§ Given request: Images appear in the records below; leave them out and repeat everything else exactly.

§ Dataset entries:
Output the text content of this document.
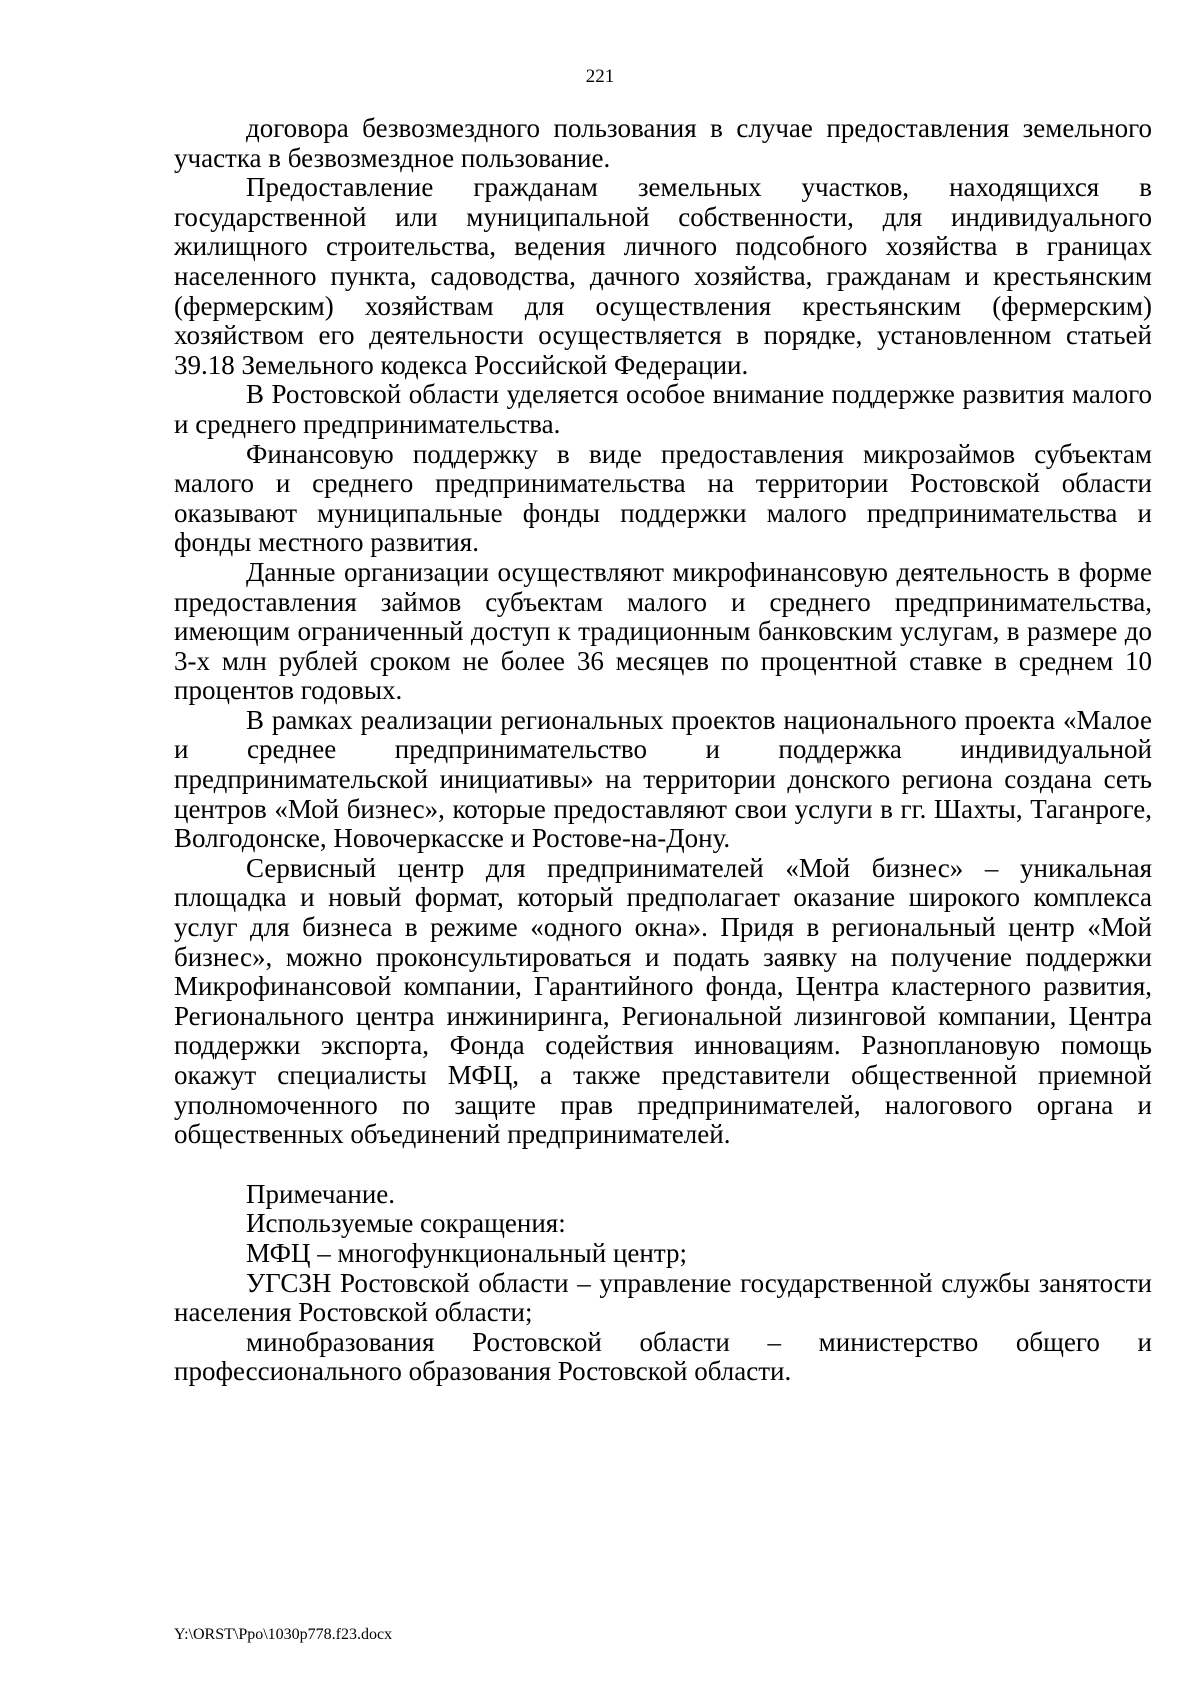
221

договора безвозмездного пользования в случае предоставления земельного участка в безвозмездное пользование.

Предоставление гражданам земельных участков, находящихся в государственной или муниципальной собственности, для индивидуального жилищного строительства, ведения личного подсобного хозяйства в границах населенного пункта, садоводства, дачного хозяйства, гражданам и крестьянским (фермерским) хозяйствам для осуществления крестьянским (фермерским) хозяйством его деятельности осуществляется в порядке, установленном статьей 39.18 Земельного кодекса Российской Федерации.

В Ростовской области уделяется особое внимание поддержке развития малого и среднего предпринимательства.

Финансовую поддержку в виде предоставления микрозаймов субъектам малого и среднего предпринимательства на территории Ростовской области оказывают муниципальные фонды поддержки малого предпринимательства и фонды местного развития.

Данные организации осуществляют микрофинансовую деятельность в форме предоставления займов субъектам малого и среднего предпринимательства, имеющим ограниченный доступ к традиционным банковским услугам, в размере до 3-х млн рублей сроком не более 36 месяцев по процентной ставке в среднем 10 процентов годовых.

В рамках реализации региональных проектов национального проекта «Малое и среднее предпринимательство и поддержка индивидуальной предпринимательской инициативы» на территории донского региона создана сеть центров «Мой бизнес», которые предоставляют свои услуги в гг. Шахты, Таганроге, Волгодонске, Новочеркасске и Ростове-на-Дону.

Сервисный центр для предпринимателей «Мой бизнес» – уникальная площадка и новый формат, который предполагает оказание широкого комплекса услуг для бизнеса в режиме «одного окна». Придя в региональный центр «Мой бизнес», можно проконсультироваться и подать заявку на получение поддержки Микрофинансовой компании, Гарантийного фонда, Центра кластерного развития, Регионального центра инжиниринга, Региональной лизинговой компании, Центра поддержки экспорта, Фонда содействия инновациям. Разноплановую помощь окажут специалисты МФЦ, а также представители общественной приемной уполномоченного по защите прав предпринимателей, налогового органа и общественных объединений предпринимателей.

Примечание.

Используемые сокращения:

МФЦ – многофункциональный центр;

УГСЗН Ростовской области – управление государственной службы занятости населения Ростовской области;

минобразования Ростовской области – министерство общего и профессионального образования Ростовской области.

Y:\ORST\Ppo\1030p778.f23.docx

§ Reply:
Output the text content of this document.
221

договора безвозмездного пользования в случае предоставления земельного участка в безвозмездное пользование.

Предоставление гражданам земельных участков, находящихся в государственной или муниципальной собственности, для индивидуального жилищного строительства, ведения личного подсобного хозяйства в границах населенного пункта, садоводства, дачного хозяйства, гражданам и крестьянским (фермерским) хозяйствам для осуществления крестьянским (фермерским) хозяйством его деятельности осуществляется в порядке, установленном статьей 39.18 Земельного кодекса Российской Федерации.

В Ростовской области уделяется особое внимание поддержке развития малого и среднего предпринимательства.

Финансовую поддержку в виде предоставления микрозаймов субъектам малого и среднего предпринимательства на территории Ростовской области оказывают муниципальные фонды поддержки малого предпринимательства и фонды местного развития.

Данные организации осуществляют микрофинансовую деятельность в форме предоставления займов субъектам малого и среднего предпринимательства, имеющим ограниченный доступ к традиционным банковским услугам, в размере до 3-х млн рублей сроком не более 36 месяцев по процентной ставке в среднем 10 процентов годовых.

В рамках реализации региональных проектов национального проекта «Малое и среднее предпринимательство и поддержка индивидуальной предпринимательской инициативы» на территории донского региона создана сеть центров «Мой бизнес», которые предоставляют свои услуги в гг. Шахты, Таганроге, Волгодонске, Новочеркасске и Ростове-на-Дону.

Сервисный центр для предпринимателей «Мой бизнес» – уникальная площадка и новый формат, который предполагает оказание широкого комплекса услуг для бизнеса в режиме «одного окна». Придя в региональный центр «Мой бизнес», можно проконсультироваться и подать заявку на получение поддержки Микрофинансовой компании, Гарантийного фонда, Центра кластерного развития, Регионального центра инжиниринга, Региональной лизинговой компании, Центра поддержки экспорта, Фонда содействия инновациям. Разноплановую помощь окажут специалисты МФЦ, а также представители общественной приемной уполномоченного по защите прав предпринимателей, налогового органа и общественных объединений предпринимателей.

Примечание.

Используемые сокращения:

МФЦ – многофункциональный центр;

УГСЗН Ростовской области – управление государственной службы занятости населения Ростовской области;

минобразования Ростовской области – министерство общего и профессионального образования Ростовской области.

Y:\ORST\Ppo\1030p778.f23.docx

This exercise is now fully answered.